GIVEN RECORDS

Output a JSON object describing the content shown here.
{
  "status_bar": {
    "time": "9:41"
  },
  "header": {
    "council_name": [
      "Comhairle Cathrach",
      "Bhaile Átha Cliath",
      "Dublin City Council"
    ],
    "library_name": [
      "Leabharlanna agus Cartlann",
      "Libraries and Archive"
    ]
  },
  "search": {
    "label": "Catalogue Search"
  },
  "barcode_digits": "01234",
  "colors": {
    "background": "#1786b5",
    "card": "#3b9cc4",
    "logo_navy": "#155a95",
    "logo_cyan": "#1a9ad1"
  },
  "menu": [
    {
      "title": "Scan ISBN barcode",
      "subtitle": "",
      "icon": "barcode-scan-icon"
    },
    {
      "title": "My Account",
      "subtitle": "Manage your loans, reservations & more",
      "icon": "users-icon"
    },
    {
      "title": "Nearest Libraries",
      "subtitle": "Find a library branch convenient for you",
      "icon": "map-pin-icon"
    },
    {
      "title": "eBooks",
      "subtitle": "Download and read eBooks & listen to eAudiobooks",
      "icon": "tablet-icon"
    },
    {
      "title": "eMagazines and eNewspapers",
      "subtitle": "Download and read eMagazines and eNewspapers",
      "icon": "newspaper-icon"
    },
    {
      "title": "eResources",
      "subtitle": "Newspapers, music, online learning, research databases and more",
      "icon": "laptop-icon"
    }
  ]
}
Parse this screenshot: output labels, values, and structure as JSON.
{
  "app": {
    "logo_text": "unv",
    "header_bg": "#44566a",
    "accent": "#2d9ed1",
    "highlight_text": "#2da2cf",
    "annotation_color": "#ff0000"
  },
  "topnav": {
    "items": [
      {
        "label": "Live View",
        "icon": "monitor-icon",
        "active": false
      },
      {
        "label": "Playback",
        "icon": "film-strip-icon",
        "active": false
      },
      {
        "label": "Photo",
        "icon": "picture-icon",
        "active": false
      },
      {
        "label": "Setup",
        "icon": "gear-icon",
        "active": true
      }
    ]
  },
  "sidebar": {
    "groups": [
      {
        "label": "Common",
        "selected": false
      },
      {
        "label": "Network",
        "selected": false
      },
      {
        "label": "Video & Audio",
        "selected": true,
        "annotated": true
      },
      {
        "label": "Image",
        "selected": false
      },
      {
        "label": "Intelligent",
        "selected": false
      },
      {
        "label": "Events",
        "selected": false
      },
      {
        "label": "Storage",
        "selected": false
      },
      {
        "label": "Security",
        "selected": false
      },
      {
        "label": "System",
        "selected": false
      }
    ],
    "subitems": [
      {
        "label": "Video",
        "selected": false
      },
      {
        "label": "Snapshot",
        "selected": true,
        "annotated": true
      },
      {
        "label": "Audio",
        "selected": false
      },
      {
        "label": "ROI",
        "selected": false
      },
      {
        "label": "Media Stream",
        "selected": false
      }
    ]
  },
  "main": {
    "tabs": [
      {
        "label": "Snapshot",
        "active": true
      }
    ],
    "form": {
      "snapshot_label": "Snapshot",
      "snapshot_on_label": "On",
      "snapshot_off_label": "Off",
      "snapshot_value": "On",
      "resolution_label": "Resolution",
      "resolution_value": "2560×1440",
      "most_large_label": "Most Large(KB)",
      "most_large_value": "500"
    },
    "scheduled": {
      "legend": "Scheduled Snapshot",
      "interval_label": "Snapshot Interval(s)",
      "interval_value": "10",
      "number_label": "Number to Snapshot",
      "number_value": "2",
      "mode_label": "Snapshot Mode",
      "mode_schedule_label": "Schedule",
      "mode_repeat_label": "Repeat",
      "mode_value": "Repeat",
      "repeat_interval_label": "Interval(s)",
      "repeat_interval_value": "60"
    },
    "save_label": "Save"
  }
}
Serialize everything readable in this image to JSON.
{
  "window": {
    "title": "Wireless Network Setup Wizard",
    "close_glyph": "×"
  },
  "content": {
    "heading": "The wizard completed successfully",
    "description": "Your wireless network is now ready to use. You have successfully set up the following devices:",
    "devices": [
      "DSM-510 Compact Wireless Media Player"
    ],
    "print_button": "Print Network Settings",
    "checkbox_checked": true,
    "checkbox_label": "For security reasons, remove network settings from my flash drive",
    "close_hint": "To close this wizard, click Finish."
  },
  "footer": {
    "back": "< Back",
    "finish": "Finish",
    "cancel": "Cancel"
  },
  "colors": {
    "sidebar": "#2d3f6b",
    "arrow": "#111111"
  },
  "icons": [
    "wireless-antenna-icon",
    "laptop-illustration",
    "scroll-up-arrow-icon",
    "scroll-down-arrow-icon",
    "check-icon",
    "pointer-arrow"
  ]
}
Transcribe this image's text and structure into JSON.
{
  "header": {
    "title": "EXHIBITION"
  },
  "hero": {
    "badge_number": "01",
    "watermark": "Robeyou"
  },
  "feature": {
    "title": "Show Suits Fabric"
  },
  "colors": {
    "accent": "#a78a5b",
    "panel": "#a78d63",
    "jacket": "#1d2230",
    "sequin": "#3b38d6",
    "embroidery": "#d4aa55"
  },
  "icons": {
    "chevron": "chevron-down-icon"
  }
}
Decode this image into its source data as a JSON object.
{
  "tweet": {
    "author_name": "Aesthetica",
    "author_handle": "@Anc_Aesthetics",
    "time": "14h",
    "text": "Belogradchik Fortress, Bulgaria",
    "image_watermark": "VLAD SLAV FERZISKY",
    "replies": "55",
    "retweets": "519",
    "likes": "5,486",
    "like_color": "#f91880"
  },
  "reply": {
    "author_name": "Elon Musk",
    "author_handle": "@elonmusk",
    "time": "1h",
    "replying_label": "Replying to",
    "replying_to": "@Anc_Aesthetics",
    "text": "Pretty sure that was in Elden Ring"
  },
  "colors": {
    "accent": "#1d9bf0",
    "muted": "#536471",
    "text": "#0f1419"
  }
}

OBJECTIVE
From the material above, copy each line that includes the word "accent".

RESPONSE
    "accent": "#2d9ed1",
    "accent": "#a78a5b",
    "accent": "#1d9bf0",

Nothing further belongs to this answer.